▶ _Try it_
Scan the material below for every line with the string "logo", and copy those lines.

Exercise data START

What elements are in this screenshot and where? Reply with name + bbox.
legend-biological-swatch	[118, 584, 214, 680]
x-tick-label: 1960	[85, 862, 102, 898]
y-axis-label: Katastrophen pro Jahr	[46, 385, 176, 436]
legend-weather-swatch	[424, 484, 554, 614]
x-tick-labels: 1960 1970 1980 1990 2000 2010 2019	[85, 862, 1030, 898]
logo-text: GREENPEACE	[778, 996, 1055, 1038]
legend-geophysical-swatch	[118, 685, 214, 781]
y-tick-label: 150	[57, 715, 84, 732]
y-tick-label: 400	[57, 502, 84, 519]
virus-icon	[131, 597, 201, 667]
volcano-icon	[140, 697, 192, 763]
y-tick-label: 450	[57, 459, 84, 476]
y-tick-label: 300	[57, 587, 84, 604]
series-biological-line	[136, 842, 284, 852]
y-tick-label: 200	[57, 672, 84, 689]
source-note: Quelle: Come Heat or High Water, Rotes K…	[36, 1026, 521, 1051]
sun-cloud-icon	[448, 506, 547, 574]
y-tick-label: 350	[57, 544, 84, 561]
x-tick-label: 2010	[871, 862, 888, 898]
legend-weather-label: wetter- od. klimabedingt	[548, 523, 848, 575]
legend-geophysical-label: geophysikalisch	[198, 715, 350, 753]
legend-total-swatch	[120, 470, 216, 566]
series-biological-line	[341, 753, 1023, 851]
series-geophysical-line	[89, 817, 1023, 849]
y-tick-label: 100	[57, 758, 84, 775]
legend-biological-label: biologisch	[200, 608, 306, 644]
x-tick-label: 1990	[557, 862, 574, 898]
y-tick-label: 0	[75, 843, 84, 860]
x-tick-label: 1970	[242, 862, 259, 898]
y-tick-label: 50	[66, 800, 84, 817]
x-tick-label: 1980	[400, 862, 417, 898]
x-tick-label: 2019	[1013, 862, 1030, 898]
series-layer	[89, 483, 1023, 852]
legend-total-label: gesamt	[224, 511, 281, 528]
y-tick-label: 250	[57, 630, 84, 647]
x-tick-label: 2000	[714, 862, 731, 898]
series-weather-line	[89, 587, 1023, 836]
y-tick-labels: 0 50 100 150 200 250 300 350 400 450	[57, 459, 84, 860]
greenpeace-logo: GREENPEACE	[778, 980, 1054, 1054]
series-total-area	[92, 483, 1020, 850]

Exercise data END

▶ _Worked solution_
logo-text: GREENPEACE	[778, 996, 1055, 1038]
greenpeace-logo: GREENPEACE	[778, 980, 1054, 1054]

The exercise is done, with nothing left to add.